Set exercise:
Beginning at the line containing "Output the text content of this document." and continuing to the end of the records below, give each line again exactly as it stands, and only those lines.

(Recorded data)
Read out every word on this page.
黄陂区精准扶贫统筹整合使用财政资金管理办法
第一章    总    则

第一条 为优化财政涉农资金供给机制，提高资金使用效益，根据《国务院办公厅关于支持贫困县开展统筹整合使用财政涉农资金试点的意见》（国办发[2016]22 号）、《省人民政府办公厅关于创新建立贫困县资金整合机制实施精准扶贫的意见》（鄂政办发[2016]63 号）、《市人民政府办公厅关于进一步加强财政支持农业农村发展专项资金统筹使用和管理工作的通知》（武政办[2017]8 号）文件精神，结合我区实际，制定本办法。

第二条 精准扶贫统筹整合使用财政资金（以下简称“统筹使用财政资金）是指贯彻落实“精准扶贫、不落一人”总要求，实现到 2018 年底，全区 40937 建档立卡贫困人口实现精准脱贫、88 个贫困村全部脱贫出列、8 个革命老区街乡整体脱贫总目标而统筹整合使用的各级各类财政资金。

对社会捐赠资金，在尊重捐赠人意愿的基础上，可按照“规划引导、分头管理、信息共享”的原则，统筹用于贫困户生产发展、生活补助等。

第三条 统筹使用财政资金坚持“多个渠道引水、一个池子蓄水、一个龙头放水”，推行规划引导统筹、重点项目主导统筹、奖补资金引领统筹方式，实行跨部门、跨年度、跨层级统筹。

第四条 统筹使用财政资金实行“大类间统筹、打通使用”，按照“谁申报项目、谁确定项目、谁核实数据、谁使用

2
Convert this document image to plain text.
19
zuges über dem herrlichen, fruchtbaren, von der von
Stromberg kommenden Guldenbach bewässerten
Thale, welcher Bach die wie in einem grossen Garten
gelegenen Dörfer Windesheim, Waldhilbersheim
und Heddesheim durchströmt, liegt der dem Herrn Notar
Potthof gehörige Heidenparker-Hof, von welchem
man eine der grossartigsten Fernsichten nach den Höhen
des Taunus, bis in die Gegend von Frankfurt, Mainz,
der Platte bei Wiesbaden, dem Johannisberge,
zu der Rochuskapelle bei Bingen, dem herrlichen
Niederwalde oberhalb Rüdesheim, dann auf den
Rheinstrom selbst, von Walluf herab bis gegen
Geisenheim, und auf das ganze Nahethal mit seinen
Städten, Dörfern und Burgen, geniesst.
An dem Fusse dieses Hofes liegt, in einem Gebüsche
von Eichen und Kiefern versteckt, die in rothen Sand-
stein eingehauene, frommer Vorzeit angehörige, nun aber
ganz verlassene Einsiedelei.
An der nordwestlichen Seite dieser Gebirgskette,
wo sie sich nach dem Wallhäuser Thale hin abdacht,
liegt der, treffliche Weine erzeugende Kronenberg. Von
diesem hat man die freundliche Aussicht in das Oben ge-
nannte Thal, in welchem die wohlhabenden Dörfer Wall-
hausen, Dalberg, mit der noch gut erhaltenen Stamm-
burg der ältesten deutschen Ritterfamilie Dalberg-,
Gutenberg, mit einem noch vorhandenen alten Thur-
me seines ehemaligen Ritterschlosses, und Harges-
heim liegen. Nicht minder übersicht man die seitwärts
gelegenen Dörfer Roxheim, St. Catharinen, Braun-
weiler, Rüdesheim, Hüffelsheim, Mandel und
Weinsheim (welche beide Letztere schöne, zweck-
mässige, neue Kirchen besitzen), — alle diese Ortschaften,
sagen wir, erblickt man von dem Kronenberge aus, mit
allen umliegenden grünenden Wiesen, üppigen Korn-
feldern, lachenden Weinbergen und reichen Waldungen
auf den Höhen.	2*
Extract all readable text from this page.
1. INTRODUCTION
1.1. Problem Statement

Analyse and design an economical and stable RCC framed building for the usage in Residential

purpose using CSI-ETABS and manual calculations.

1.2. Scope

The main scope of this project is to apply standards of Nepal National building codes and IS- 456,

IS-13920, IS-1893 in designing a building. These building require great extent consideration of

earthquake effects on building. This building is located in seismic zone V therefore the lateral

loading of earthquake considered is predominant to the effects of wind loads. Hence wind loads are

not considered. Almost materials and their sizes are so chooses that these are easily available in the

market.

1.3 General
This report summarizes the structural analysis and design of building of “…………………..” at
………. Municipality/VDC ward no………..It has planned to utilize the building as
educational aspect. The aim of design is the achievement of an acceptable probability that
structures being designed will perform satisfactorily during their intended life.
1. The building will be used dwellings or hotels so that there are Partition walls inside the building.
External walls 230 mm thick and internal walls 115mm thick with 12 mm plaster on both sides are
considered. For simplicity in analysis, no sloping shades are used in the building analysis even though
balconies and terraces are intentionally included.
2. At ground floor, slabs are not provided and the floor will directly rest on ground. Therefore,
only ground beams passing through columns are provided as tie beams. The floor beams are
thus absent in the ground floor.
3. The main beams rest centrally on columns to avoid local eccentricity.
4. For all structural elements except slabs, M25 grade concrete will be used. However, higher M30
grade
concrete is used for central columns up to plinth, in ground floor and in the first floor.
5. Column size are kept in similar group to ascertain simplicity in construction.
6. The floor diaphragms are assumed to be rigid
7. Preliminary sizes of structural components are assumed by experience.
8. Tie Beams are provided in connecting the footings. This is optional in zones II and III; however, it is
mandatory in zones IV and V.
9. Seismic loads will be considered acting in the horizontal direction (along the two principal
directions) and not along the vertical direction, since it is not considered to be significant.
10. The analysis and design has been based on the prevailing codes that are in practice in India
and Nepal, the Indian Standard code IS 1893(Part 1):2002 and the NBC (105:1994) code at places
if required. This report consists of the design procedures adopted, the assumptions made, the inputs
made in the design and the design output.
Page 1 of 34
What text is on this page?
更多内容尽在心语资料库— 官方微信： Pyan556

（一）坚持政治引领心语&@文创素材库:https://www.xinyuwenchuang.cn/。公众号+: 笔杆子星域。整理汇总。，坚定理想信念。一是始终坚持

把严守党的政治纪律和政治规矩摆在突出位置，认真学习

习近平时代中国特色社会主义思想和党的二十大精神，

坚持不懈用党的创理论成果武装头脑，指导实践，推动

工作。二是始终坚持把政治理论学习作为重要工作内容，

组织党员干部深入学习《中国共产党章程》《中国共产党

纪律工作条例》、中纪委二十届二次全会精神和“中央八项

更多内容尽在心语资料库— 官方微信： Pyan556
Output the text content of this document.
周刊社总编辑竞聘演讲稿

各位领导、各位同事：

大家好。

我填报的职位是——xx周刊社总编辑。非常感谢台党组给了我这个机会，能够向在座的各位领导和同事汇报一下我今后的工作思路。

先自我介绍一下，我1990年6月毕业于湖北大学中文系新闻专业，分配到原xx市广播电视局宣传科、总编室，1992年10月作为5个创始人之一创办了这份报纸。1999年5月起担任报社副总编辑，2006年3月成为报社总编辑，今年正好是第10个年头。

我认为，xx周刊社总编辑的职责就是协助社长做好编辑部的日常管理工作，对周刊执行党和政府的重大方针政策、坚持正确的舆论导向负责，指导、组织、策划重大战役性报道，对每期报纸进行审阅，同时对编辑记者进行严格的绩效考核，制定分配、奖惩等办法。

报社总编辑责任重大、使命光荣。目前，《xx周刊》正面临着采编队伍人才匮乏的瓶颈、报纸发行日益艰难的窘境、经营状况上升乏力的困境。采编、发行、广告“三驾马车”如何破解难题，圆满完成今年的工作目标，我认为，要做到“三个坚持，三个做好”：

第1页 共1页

The output:
Output the text content of this document.
周刊社总编辑竞聘演讲稿

各位领导、各位同事：

大家好。

我填报的职位是——xx周刊社总编辑。非常感谢台党组给了我这个机会，能够向在座的各位领导和同事汇报一下我今后的工作思路。

先自我介绍一下，我1990年6月毕业于湖北大学中文系新闻专业，分配到原xx市广播电视局宣传科、总编室，1992年10月作为5个创始人之一创办了这份报纸。1999年5月起担任报社副总编辑，2006年3月成为报社总编辑，今年正好是第10个年头。

我认为，xx周刊社总编辑的职责就是协助社长做好编辑部的日常管理工作，对周刊执行党和政府的重大方针政策、坚持正确的舆论导向负责，指导、组织、策划重大战役性报道，对每期报纸进行审阅，同时对编辑记者进行严格的绩效考核，制定分配、奖惩等办法。

报社总编辑责任重大、使命光荣。目前，《xx周刊》正面临着采编队伍人才匮乏的瓶颈、报纸发行日益艰难的窘境、经营状况上升乏力的困境。采编、发行、广告“三驾马车”如何破解难题，圆满完成今年的工作目标，我认为，要做到“三个坚持，三个做好”：

第1页 共1页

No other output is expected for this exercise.